(Dataset entries)
[start]

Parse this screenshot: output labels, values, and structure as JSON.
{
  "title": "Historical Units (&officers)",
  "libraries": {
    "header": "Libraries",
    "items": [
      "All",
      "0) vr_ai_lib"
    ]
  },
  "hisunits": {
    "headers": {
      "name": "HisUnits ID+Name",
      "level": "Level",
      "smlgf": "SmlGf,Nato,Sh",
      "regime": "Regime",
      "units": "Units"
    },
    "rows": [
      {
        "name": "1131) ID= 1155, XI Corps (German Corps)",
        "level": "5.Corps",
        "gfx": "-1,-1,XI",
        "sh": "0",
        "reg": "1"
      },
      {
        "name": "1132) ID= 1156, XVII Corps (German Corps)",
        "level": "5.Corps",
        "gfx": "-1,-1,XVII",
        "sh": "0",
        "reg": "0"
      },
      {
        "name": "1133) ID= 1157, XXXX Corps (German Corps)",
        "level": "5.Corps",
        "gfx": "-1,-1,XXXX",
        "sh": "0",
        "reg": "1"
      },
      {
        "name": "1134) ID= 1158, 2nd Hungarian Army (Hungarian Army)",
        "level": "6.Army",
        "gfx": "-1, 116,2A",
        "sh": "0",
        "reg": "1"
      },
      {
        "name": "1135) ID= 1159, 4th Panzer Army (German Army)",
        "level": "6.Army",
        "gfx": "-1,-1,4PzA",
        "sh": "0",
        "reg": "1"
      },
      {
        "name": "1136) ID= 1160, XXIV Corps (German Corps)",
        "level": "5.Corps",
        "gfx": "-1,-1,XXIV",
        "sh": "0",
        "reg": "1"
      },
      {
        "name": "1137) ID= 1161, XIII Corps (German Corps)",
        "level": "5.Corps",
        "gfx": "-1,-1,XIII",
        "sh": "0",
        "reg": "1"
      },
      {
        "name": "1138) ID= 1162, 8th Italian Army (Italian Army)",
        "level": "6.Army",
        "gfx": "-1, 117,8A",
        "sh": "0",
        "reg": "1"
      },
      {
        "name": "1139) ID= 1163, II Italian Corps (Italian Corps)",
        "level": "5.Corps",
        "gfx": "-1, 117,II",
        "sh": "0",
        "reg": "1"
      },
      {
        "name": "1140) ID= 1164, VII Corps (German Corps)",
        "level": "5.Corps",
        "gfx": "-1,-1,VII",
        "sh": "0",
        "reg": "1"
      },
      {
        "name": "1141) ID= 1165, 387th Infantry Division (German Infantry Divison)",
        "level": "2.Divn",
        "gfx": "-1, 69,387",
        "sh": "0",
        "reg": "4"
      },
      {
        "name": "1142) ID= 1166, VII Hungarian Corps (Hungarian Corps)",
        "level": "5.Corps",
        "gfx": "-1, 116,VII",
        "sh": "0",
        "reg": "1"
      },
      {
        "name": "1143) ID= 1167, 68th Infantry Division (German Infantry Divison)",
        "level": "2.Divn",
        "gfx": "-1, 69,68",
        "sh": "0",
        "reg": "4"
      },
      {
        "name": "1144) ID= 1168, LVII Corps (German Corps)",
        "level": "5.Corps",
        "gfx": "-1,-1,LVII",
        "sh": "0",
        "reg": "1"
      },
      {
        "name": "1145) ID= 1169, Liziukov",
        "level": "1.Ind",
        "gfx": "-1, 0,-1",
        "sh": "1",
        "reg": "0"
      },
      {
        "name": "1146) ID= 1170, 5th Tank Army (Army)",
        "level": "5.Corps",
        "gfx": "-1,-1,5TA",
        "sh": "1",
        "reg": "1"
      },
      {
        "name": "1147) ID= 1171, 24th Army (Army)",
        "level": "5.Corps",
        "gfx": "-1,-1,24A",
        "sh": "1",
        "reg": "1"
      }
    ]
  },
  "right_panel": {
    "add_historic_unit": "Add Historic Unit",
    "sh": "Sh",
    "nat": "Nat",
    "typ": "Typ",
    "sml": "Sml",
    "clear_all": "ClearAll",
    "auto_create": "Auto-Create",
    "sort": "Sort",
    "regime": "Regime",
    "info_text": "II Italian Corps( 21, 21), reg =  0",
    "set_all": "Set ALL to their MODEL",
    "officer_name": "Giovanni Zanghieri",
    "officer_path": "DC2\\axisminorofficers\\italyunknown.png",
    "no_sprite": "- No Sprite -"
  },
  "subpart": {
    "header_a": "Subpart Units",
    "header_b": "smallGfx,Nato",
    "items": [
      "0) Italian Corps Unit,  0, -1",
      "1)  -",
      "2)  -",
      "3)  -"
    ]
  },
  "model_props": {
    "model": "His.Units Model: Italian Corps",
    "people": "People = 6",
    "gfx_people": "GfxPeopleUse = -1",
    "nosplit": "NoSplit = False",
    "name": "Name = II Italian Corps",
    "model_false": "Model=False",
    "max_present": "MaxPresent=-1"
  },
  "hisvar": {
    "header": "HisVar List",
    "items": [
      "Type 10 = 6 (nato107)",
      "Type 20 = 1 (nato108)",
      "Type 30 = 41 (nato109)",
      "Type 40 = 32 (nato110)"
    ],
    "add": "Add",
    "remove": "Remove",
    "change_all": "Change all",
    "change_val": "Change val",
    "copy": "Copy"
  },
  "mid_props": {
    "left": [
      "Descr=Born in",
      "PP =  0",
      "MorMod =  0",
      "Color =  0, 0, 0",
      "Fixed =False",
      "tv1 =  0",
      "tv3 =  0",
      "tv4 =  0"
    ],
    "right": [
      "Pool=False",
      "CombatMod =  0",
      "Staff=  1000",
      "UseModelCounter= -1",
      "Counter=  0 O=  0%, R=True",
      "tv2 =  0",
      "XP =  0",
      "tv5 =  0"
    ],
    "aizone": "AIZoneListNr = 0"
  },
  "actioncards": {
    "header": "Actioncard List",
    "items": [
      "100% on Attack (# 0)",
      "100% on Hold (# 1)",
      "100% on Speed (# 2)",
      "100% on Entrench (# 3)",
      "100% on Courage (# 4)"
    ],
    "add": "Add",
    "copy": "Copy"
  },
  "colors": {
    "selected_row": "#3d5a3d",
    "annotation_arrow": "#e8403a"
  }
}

[end]

__Your task__:
Write the entries again, exactly as they stand.

__The solution__:
Parse this screenshot: output labels, values, and structure as JSON.
{
  "title": "Historical Units (&officers)",
  "libraries": {
    "header": "Libraries",
    "items": [
      "All",
      "0) vr_ai_lib"
    ]
  },
  "hisunits": {
    "headers": {
      "name": "HisUnits ID+Name",
      "level": "Level",
      "smlgf": "SmlGf,Nato,Sh",
      "regime": "Regime",
      "units": "Units"
    },
    "rows": [
      {
        "name": "1131) ID= 1155, XI Corps (German Corps)",
        "level": "5.Corps",
        "gfx": "-1,-1,XI",
        "sh": "0",
        "reg": "1"
      },
      {
        "name": "1132) ID= 1156, XVII Corps (German Corps)",
        "level": "5.Corps",
        "gfx": "-1,-1,XVII",
        "sh": "0",
        "reg": "0"
      },
      {
        "name": "1133) ID= 1157, XXXX Corps (German Corps)",
        "level": "5.Corps",
        "gfx": "-1,-1,XXXX",
        "sh": "0",
        "reg": "1"
      },
      {
        "name": "1134) ID= 1158, 2nd Hungarian Army (Hungarian Army)",
        "level": "6.Army",
        "gfx": "-1, 116,2A",
        "sh": "0",
        "reg": "1"
      },
      {
        "name": "1135) ID= 1159, 4th Panzer Army (German Army)",
        "level": "6.Army",
        "gfx": "-1,-1,4PzA",
        "sh": "0",
        "reg": "1"
      },
      {
        "name": "1136) ID= 1160, XXIV Corps (German Corps)",
        "level": "5.Corps",
        "gfx": "-1,-1,XXIV",
        "sh": "0",
        "reg": "1"
      },
      {
        "name": "1137) ID= 1161, XIII Corps (German Corps)",
        "level": "5.Corps",
        "gfx": "-1,-1,XIII",
        "sh": "0",
        "reg": "1"
      },
      {
        "name": "1138) ID= 1162, 8th Italian Army (Italian Army)",
        "level": "6.Army",
        "gfx": "-1, 117,8A",
        "sh": "0",
        "reg": "1"
      },
      {
        "name": "1139) ID= 1163, II Italian Corps (Italian Corps)",
        "level": "5.Corps",
        "gfx": "-1, 117,II",
        "sh": "0",
        "reg": "1"
      },
      {
        "name": "1140) ID= 1164, VII Corps (German Corps)",
        "level": "5.Corps",
        "gfx": "-1,-1,VII",
        "sh": "0",
        "reg": "1"
      },
      {
        "name": "1141) ID= 1165, 387th Infantry Division (German Infantry Divison)",
        "level": "2.Divn",
        "gfx": "-1, 69,387",
        "sh": "0",
        "reg": "4"
      },
      {
        "name": "1142) ID= 1166, VII Hungarian Corps (Hungarian Corps)",
        "level": "5.Corps",
        "gfx": "-1, 116,VII",
        "sh": "0",
        "reg": "1"
      },
      {
        "name": "1143) ID= 1167, 68th Infantry Division (German Infantry Divison)",
        "level": "2.Divn",
        "gfx": "-1, 69,68",
        "sh": "0",
        "reg": "4"
      },
      {
        "name": "1144) ID= 1168, LVII Corps (German Corps)",
        "level": "5.Corps",
        "gfx": "-1,-1,LVII",
        "sh": "0",
        "reg": "1"
      },
      {
        "name": "1145) ID= 1169, Liziukov",
        "level": "1.Ind",
        "gfx": "-1, 0,-1",
        "sh": "1",
        "reg": "0"
      },
      {
        "name": "1146) ID= 1170, 5th Tank Army (Army)",
        "level": "5.Corps",
        "gfx": "-1,-1,5TA",
        "sh": "1",
        "reg": "1"
      },
      {
        "name": "1147) ID= 1171, 24th Army (Army)",
        "level": "5.Corps",
        "gfx": "-1,-1,24A",
        "sh": "1",
        "reg": "1"
      }
    ]
  },
  "right_panel": {
    "add_historic_unit": "Add Historic Unit",
    "sh": "Sh",
    "nat": "Nat",
    "typ": "Typ",
    "sml": "Sml",
    "clear_all": "ClearAll",
    "auto_create": "Auto-Create",
    "sort": "Sort",
    "regime": "Regime",
    "info_text": "II Italian Corps( 21, 21), reg =  0",
    "set_all": "Set ALL to their MODEL",
    "officer_name": "Giovanni Zanghieri",
    "officer_path": "DC2\\axisminorofficers\\italyunknown.png",
    "no_sprite": "- No Sprite -"
  },
  "subpart": {
    "header_a": "Subpart Units",
    "header_b": "smallGfx,Nato",
    "items": [
      "0) Italian Corps Unit,  0, -1",
      "1)  -",
      "2)  -",
      "3)  -"
    ]
  },
  "model_props": {
    "model": "His.Units Model: Italian Corps",
    "people": "People = 6",
    "gfx_people": "GfxPeopleUse = -1",
    "nosplit": "NoSplit = False",
    "name": "Name = II Italian Corps",
    "model_false": "Model=False",
    "max_present": "MaxPresent=-1"
  },
  "hisvar": {
    "header": "HisVar List",
    "items": [
      "Type 10 = 6 (nato107)",
      "Type 20 = 1 (nato108)",
      "Type 30 = 41 (nato109)",
      "Type 40 = 32 (nato110)"
    ],
    "add": "Add",
    "remove": "Remove",
    "change_all": "Change all",
    "change_val": "Change val",
    "copy": "Copy"
  },
  "mid_props": {
    "left": [
      "Descr=Born in",
      "PP =  0",
      "MorMod =  0",
      "Color =  0, 0, 0",
      "Fixed =False",
      "tv1 =  0",
      "tv3 =  0",
      "tv4 =  0"
    ],
    "right": [
      "Pool=False",
      "CombatMod =  0",
      "Staff=  1000",
      "UseModelCounter= -1",
      "Counter=  0 O=  0%, R=True",
      "tv2 =  0",
      "XP =  0",
      "tv5 =  0"
    ],
    "aizone": "AIZoneListNr = 0"
  },
  "actioncards": {
    "header": "Actioncard List",
    "items": [
      "100% on Attack (# 0)",
      "100% on Hold (# 1)",
      "100% on Speed (# 2)",
      "100% on Entrench (# 3)",
      "100% on Courage (# 4)"
    ],
    "add": "Add",
    "copy": "Copy"
  },
  "colors": {
    "selected_row": "#3d5a3d",
    "annotation_arrow": "#e8403a"
  }
}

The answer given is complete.